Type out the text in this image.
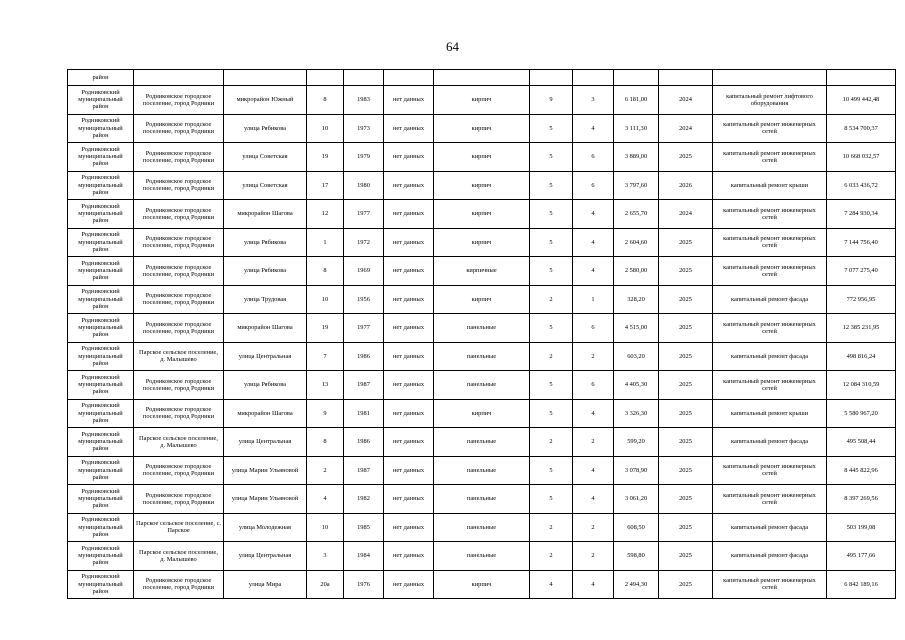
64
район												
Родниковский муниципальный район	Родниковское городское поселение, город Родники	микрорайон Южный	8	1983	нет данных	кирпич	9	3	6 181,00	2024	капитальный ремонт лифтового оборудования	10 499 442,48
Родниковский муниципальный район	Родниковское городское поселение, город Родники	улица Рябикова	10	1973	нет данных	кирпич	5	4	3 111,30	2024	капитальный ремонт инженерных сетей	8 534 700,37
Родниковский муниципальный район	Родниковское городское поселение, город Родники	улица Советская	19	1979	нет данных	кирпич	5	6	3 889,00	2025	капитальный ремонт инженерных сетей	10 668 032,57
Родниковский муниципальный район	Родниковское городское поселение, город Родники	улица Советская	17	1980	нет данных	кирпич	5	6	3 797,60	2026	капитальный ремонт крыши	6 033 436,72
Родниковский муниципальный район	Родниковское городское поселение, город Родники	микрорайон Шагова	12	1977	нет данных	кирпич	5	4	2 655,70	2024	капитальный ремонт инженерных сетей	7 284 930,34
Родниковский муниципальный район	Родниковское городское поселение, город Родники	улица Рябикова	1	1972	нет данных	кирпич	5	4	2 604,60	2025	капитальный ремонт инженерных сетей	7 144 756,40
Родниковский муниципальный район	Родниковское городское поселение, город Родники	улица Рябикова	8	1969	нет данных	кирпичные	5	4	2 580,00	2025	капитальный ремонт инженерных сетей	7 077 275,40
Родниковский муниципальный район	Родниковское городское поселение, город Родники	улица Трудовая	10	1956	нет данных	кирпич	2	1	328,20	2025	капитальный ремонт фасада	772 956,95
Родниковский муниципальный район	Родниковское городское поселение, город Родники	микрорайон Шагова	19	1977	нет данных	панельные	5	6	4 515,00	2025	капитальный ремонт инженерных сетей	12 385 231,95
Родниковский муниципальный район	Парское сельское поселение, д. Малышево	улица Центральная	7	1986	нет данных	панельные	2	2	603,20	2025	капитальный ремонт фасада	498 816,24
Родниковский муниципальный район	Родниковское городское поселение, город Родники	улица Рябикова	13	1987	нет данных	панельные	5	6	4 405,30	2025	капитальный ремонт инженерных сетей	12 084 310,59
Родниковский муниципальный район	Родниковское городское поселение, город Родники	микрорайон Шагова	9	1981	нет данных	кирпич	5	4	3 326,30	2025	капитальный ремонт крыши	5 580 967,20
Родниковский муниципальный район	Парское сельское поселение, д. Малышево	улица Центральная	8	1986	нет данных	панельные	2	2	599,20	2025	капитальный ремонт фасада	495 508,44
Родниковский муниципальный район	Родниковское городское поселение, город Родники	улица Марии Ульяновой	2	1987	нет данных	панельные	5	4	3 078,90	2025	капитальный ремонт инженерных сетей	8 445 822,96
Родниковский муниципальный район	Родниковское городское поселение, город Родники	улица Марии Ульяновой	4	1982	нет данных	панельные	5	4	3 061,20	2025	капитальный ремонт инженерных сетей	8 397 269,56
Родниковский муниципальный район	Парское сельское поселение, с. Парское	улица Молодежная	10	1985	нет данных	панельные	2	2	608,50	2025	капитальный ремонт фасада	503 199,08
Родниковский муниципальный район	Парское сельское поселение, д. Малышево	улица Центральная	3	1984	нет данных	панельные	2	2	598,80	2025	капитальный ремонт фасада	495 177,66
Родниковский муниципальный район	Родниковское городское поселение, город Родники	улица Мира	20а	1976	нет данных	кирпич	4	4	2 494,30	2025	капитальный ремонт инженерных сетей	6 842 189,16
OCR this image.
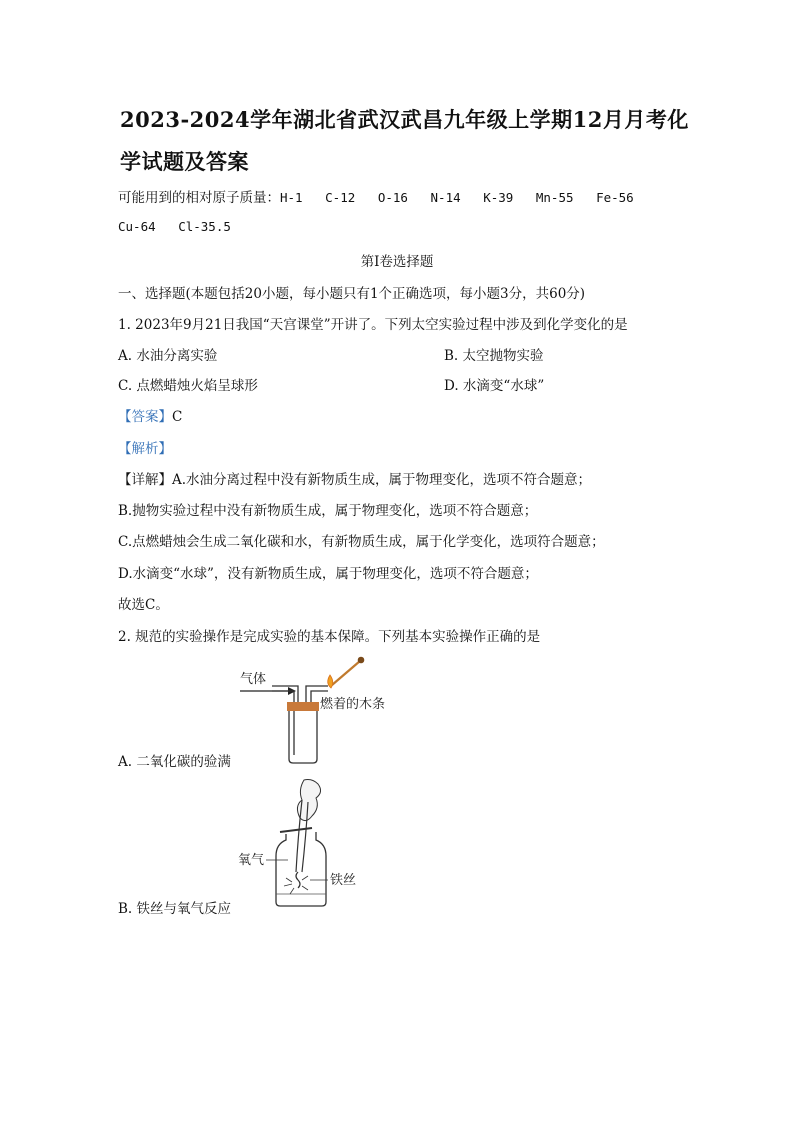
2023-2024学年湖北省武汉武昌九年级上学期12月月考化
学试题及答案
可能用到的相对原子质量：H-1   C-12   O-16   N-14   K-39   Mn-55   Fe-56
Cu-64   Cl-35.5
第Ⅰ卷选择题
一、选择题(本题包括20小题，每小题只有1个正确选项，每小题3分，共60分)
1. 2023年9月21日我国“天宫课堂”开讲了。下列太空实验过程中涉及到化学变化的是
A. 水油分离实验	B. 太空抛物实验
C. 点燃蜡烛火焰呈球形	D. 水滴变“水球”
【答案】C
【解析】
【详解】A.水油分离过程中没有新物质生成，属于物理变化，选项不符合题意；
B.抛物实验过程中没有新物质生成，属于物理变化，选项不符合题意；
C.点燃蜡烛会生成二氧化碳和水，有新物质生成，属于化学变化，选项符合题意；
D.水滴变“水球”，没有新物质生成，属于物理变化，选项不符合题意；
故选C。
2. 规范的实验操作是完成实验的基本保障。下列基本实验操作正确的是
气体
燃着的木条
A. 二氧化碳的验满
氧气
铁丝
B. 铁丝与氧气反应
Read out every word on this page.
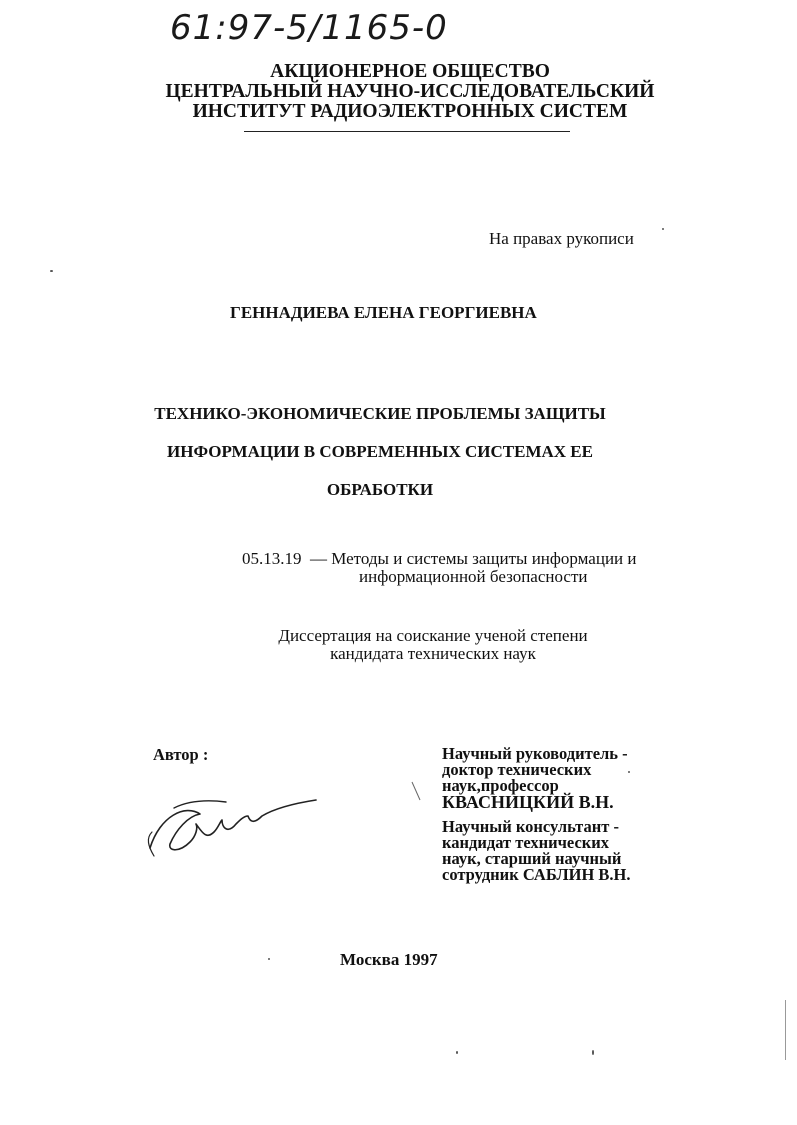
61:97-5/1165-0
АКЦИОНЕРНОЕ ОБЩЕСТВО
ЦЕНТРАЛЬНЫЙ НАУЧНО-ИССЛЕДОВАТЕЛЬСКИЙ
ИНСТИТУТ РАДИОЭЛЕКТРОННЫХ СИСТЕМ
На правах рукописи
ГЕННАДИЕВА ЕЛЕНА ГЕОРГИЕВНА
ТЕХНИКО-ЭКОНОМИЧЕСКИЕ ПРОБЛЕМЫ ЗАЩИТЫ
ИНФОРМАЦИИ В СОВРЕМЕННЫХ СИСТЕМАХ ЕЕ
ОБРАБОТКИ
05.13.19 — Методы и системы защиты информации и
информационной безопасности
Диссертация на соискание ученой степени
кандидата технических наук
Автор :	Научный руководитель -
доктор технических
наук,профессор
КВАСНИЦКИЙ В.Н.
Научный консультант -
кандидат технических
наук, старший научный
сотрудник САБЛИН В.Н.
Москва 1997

★ ★ ★ ★ ★ ★ ★

What is expected: Output all of the entries verbatim, leaving out any images.

Output below:
Type out the text in this image.
64
район												
Родниковский муниципальный район	Родниковское городское поселение, город Родники	микрорайон Южный	8	1983	нет данных	кирпич	9	3	6 181,00	2024	капитальный ремонт лифтового оборудования	10 499 442,48
Родниковский муниципальный район	Родниковское городское поселение, город Родники	улица Рябикова	10	1973	нет данных	кирпич	5	4	3 111,30	2024	капитальный ремонт инженерных сетей	8 534 700,37
Родниковский муниципальный район	Родниковское городское поселение, город Родники	улица Советская	19	1979	нет данных	кирпич	5	6	3 889,00	2025	капитальный ремонт инженерных сетей	10 668 032,57
Родниковский муниципальный район	Родниковское городское поселение, город Родники	улица Советская	17	1980	нет данных	кирпич	5	6	3 797,60	2026	капитальный ремонт крыши	6 033 436,72
Родниковский муниципальный район	Родниковское городское поселение, город Родники	микрорайон Шагова	12	1977	нет данных	кирпич	5	4	2 655,70	2024	капитальный ремонт инженерных сетей	7 284 930,34
Родниковский муниципальный район	Родниковское городское поселение, город Родники	улица Рябикова	1	1972	нет данных	кирпич	5	4	2 604,60	2025	капитальный ремонт инженерных сетей	7 144 756,40
Родниковский муниципальный район	Родниковское городское поселение, город Родники	улица Рябикова	8	1969	нет данных	кирпичные	5	4	2 580,00	2025	капитальный ремонт инженерных сетей	7 077 275,40
Родниковский муниципальный район	Родниковское городское поселение, город Родники	улица Трудовая	10	1956	нет данных	кирпич	2	1	328,20	2025	капитальный ремонт фасада	772 956,95
Родниковский муниципальный район	Родниковское городское поселение, город Родники	микрорайон Шагова	19	1977	нет данных	панельные	5	6	4 515,00	2025	капитальный ремонт инженерных сетей	12 385 231,95
Родниковский муниципальный район	Парское сельское поселение, д. Малышево	улица Центральная	7	1986	нет данных	панельные	2	2	603,20	2025	капитальный ремонт фасада	498 816,24
Родниковский муниципальный район	Родниковское городское поселение, город Родники	улица Рябикова	13	1987	нет данных	панельные	5	6	4 405,30	2025	капитальный ремонт инженерных сетей	12 084 310,59
Родниковский муниципальный район	Родниковское городское поселение, город Родники	микрорайон Шагова	9	1981	нет данных	кирпич	5	4	3 326,30	2025	капитальный ремонт крыши	5 580 967,20
Родниковский муниципальный район	Парское сельское поселение, д. Малышево	улица Центральная	8	1986	нет данных	панельные	2	2	599,20	2025	капитальный ремонт фасада	495 508,44
Родниковский муниципальный район	Родниковское городское поселение, город Родники	улица Марии Ульяновой	2	1987	нет данных	панельные	5	4	3 078,90	2025	капитальный ремонт инженерных сетей	8 445 822,96
Родниковский муниципальный район	Родниковское городское поселение, город Родники	улица Марии Ульяновой	4	1982	нет данных	панельные	5	4	3 061,20	2025	капитальный ремонт инженерных сетей	8 397 269,56
Родниковский муниципальный район	Парское сельское поселение, с. Парское	улица Молодежная	10	1985	нет данных	панельные	2	2	608,50	2025	капитальный ремонт фасада	503 199,08
Родниковский муниципальный район	Парское сельское поселение, д. Малышево	улица Центральная	3	1984	нет данных	панельные	2	2	598,80	2025	капитальный ремонт фасада	495 177,66
Родниковский муниципальный район	Родниковское городское поселение, город Родники	улица Мира	20а	1976	нет данных	кирпич	4	4	2 494,30	2025	капитальный ремонт инженерных сетей	6 842 189,16
OCR this image.
2023-2024学年湖北省武汉武昌九年级上学期12月月考化
学试题及答案
可能用到的相对原子质量：H-1   C-12   O-16   N-14   K-39   Mn-55   Fe-56
Cu-64   Cl-35.5
第Ⅰ卷选择题
一、选择题(本题包括20小题，每小题只有1个正确选项，每小题3分，共60分)
1. 2023年9月21日我国“天宫课堂”开讲了。下列太空实验过程中涉及到化学变化的是
A. 水油分离实验	B. 太空抛物实验
C. 点燃蜡烛火焰呈球形	D. 水滴变“水球”
【答案】C
【解析】
【详解】A.水油分离过程中没有新物质生成，属于物理变化，选项不符合题意；
B.抛物实验过程中没有新物质生成，属于物理变化，选项不符合题意；
C.点燃蜡烛会生成二氧化碳和水，有新物质生成，属于化学变化，选项符合题意；
D.水滴变“水球”，没有新物质生成，属于物理变化，选项不符合题意；
故选C。
2. 规范的实验操作是完成实验的基本保障。下列基本实验操作正确的是
气体
燃着的木条
A. 二氧化碳的验满
氧气
铁丝
B. 铁丝与氧气反应
Read out every word on this page.
61:97-5/1165-0
АКЦИОНЕРНОЕ ОБЩЕСТВО
ЦЕНТРАЛЬНЫЙ НАУЧНО-ИССЛЕДОВАТЕЛЬСКИЙ
ИНСТИТУТ РАДИОЭЛЕКТРОННЫХ СИСТЕМ
На правах рукописи
ГЕННАДИЕВА ЕЛЕНА ГЕОРГИЕВНА
ТЕХНИКО-ЭКОНОМИЧЕСКИЕ ПРОБЛЕМЫ ЗАЩИТЫ
ИНФОРМАЦИИ В СОВРЕМЕННЫХ СИСТЕМАХ ЕЕ
ОБРАБОТКИ
05.13.19 — Методы и системы защиты информации и
информационной безопасности
Диссертация на соискание ученой степени
кандидата технических наук
Автор :	Научный руководитель -
доктор технических
наук,профессор
КВАСНИЦКИЙ В.Н.
Научный консультант -
кандидат технических
наук, старший научный
сотрудник САБЛИН В.Н.
Москва 1997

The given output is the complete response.